**Exercise instructions:** Repeat every record below exactly, but leave out any pictures.

(Dataset rows)
——————

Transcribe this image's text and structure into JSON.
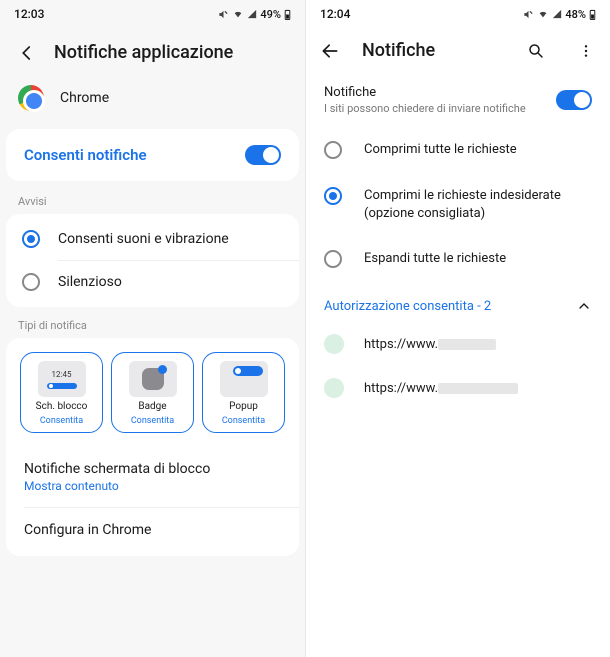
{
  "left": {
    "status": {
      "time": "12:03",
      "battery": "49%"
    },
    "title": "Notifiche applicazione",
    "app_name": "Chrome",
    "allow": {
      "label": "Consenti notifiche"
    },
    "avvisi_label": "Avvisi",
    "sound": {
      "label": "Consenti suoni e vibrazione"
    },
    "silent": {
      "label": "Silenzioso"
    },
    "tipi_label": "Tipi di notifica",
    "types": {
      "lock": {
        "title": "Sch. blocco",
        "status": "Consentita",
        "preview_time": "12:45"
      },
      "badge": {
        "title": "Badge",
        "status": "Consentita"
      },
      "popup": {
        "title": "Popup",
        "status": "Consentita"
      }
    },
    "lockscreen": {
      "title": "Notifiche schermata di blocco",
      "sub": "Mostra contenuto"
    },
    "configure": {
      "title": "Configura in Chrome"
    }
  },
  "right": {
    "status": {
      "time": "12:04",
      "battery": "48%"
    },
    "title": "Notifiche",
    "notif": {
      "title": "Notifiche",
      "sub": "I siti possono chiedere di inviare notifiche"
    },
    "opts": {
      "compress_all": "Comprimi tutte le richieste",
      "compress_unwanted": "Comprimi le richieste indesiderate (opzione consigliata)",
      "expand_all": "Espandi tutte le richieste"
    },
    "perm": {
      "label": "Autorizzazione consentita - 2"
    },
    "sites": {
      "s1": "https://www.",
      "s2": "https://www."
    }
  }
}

——————

**Solution to this exercise:**
Transcribe this image's text and structure into JSON.
{
  "left": {
    "status": {
      "time": "12:03",
      "battery": "49%"
    },
    "title": "Notifiche applicazione",
    "app_name": "Chrome",
    "allow": {
      "label": "Consenti notifiche"
    },
    "avvisi_label": "Avvisi",
    "sound": {
      "label": "Consenti suoni e vibrazione"
    },
    "silent": {
      "label": "Silenzioso"
    },
    "tipi_label": "Tipi di notifica",
    "types": {
      "lock": {
        "title": "Sch. blocco",
        "status": "Consentita",
        "preview_time": "12:45"
      },
      "badge": {
        "title": "Badge",
        "status": "Consentita"
      },
      "popup": {
        "title": "Popup",
        "status": "Consentita"
      }
    },
    "lockscreen": {
      "title": "Notifiche schermata di blocco",
      "sub": "Mostra contenuto"
    },
    "configure": {
      "title": "Configura in Chrome"
    }
  },
  "right": {
    "status": {
      "time": "12:04",
      "battery": "48%"
    },
    "title": "Notifiche",
    "notif": {
      "title": "Notifiche",
      "sub": "I siti possono chiedere di inviare notifiche"
    },
    "opts": {
      "compress_all": "Comprimi tutte le richieste",
      "compress_unwanted": "Comprimi le richieste indesiderate (opzione consigliata)",
      "expand_all": "Espandi tutte le richieste"
    },
    "perm": {
      "label": "Autorizzazione consentita - 2"
    },
    "sites": {
      "s1": "https://www.",
      "s2": "https://www."
    }
  }
}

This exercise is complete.